=== Materials provided ===
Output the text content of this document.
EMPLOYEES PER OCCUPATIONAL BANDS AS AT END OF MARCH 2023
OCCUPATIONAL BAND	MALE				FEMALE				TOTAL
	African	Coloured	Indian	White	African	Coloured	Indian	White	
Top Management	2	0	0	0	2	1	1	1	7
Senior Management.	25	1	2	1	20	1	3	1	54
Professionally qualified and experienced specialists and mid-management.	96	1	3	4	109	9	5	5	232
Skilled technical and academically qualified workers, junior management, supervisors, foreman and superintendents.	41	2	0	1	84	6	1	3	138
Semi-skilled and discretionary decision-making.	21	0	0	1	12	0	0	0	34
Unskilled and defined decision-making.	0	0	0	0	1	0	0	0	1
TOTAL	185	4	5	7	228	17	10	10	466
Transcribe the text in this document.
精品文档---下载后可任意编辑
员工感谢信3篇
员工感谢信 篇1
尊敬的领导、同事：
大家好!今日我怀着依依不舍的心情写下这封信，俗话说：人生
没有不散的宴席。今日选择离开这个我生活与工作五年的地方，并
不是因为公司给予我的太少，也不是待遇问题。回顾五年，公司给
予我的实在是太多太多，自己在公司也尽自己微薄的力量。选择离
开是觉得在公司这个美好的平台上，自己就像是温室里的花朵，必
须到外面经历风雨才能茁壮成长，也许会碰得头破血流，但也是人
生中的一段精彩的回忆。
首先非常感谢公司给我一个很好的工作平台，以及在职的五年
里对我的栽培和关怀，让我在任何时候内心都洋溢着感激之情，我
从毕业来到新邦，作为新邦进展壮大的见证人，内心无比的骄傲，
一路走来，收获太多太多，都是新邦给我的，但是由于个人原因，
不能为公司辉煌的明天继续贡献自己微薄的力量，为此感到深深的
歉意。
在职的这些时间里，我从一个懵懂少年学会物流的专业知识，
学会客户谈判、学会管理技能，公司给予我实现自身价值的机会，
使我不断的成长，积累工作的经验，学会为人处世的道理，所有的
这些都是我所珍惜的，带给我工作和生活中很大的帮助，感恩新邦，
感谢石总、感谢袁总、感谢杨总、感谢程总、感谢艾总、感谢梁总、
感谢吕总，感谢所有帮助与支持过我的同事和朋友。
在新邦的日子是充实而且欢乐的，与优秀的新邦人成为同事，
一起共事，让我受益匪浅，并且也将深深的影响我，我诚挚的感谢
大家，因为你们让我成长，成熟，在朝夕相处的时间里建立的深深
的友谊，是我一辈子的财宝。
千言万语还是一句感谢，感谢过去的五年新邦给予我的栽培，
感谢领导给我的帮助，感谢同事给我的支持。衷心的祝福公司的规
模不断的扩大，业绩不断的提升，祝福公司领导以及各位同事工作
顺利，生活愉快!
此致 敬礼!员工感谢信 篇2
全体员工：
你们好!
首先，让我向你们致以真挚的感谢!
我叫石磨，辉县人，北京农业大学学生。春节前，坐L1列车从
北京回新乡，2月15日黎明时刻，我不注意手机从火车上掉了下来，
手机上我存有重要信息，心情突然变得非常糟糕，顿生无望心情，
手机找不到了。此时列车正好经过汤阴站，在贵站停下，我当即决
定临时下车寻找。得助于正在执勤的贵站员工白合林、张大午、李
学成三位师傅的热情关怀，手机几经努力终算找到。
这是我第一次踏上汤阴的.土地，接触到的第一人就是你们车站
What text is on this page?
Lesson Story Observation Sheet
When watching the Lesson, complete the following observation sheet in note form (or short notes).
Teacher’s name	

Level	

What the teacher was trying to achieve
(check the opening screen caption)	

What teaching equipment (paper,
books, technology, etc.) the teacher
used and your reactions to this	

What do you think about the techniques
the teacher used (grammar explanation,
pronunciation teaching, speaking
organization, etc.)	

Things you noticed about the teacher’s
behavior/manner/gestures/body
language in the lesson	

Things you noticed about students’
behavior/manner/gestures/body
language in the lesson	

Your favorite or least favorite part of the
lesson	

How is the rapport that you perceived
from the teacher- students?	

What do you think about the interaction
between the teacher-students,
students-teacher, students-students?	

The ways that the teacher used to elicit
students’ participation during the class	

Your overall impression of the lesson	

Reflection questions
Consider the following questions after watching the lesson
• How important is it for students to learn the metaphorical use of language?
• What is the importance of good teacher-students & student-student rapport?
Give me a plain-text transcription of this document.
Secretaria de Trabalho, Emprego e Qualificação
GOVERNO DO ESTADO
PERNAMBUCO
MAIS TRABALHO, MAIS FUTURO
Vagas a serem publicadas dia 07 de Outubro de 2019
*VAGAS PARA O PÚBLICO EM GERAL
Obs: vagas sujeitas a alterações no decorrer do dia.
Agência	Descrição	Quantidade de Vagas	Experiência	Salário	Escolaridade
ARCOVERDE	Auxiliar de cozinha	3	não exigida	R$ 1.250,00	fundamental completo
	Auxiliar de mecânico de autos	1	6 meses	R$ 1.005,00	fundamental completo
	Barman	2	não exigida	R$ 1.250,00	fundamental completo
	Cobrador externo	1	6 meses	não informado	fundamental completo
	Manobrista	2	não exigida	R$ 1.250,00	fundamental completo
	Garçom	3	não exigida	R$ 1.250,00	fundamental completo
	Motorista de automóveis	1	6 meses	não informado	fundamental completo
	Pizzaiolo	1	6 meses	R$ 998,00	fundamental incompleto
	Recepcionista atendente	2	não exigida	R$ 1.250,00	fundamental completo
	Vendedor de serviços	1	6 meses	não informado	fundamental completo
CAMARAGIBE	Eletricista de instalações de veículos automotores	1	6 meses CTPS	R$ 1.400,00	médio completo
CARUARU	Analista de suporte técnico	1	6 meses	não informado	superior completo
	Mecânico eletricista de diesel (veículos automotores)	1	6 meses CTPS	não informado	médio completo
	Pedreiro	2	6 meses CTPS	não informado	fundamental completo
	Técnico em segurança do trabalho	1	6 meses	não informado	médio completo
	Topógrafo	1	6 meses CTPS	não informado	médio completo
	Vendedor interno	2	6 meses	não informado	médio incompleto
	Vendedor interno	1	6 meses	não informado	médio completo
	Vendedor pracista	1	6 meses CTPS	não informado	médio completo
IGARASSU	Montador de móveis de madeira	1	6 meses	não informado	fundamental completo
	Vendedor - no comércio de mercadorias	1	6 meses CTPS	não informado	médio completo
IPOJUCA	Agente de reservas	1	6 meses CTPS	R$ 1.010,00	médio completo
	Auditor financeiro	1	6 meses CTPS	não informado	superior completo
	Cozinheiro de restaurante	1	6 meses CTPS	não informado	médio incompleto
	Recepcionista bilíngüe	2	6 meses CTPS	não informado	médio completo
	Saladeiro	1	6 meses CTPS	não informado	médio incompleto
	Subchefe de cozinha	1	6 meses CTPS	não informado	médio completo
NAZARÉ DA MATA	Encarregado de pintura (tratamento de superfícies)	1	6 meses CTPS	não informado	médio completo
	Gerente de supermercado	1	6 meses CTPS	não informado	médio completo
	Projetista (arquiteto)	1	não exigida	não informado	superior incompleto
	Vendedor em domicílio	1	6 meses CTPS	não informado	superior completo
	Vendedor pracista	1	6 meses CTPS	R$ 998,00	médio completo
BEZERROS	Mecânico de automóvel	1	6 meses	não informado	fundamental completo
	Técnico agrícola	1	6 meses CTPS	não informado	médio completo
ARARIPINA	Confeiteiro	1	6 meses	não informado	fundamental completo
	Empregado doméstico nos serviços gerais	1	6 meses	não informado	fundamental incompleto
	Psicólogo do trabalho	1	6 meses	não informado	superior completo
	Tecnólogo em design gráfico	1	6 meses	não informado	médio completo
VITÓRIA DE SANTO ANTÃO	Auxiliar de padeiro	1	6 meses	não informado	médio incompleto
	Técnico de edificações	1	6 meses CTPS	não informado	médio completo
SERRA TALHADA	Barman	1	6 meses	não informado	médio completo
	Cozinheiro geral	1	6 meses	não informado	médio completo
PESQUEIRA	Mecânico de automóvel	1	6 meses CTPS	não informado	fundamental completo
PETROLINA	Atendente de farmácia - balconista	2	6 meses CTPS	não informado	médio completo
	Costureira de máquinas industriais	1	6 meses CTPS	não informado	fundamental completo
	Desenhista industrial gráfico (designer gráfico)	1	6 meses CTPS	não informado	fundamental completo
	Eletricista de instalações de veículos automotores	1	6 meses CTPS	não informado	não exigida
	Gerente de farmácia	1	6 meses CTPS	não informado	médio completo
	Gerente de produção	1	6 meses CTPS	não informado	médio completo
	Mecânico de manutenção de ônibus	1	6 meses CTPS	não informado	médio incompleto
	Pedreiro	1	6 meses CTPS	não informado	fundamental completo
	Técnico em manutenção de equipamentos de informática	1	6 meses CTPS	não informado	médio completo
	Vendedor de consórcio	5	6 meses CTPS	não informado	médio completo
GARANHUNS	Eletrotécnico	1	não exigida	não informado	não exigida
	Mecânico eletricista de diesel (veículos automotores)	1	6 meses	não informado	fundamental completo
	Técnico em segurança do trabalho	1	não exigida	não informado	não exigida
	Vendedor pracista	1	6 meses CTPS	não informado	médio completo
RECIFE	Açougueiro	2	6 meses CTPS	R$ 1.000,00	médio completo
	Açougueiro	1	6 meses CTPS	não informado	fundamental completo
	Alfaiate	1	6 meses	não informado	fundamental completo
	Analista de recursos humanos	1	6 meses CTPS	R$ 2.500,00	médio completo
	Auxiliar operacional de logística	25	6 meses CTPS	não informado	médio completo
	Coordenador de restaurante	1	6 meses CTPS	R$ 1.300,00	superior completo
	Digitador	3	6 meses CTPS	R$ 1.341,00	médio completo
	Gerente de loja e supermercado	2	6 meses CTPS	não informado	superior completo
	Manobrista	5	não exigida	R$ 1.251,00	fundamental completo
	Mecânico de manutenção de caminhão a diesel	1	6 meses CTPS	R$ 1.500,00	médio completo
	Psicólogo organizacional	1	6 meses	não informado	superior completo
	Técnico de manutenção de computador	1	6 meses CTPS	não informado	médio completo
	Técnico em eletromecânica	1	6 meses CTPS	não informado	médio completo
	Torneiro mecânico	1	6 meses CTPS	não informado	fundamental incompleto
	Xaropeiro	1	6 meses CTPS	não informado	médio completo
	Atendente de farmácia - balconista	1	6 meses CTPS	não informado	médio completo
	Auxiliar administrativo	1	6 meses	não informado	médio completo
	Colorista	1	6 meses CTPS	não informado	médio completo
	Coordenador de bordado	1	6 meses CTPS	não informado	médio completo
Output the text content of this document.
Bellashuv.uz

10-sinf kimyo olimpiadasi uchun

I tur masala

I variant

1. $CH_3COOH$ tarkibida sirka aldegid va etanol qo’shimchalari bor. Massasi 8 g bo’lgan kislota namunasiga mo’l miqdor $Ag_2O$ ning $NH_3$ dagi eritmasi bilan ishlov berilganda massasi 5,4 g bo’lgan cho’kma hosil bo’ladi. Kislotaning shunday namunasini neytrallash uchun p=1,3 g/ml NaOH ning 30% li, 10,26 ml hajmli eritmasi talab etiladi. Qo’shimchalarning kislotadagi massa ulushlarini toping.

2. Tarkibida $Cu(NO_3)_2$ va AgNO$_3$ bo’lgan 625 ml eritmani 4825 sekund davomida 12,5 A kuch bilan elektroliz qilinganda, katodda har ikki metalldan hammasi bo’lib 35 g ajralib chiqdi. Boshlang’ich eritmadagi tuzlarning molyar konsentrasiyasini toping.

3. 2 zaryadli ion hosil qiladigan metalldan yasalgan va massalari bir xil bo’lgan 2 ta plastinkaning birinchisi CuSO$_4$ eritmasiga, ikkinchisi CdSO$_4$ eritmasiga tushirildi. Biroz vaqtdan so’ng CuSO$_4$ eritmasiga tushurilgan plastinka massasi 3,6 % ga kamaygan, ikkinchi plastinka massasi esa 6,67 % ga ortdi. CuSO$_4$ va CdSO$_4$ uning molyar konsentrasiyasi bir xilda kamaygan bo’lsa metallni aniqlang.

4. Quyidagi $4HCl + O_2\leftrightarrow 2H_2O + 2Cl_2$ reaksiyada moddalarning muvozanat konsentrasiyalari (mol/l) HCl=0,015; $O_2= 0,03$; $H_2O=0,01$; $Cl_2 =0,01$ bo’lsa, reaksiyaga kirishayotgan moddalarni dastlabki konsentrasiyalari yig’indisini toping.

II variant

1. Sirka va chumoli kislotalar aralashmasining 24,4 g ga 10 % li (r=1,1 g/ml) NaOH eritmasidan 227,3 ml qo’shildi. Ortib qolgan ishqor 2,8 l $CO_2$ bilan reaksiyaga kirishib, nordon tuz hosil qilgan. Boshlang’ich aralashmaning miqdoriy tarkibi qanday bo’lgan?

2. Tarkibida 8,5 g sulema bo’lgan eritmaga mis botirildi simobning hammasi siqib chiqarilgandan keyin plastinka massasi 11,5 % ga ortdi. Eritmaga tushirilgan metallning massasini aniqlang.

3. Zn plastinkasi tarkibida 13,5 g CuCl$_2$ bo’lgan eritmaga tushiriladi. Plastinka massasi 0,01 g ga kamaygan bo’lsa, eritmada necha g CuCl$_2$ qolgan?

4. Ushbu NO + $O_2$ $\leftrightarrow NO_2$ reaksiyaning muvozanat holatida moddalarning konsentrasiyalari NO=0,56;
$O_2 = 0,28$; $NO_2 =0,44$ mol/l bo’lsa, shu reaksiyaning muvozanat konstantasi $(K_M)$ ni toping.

=== Work required ===
List all lines holding the string "What".

=== Completed task ===
What text is on this page?
What the teacher was trying to achieve
What teaching equipment (paper,
What do you think about the techniques
What do you think about the interaction
• What is the importance of good teacher-students & student-student rapport?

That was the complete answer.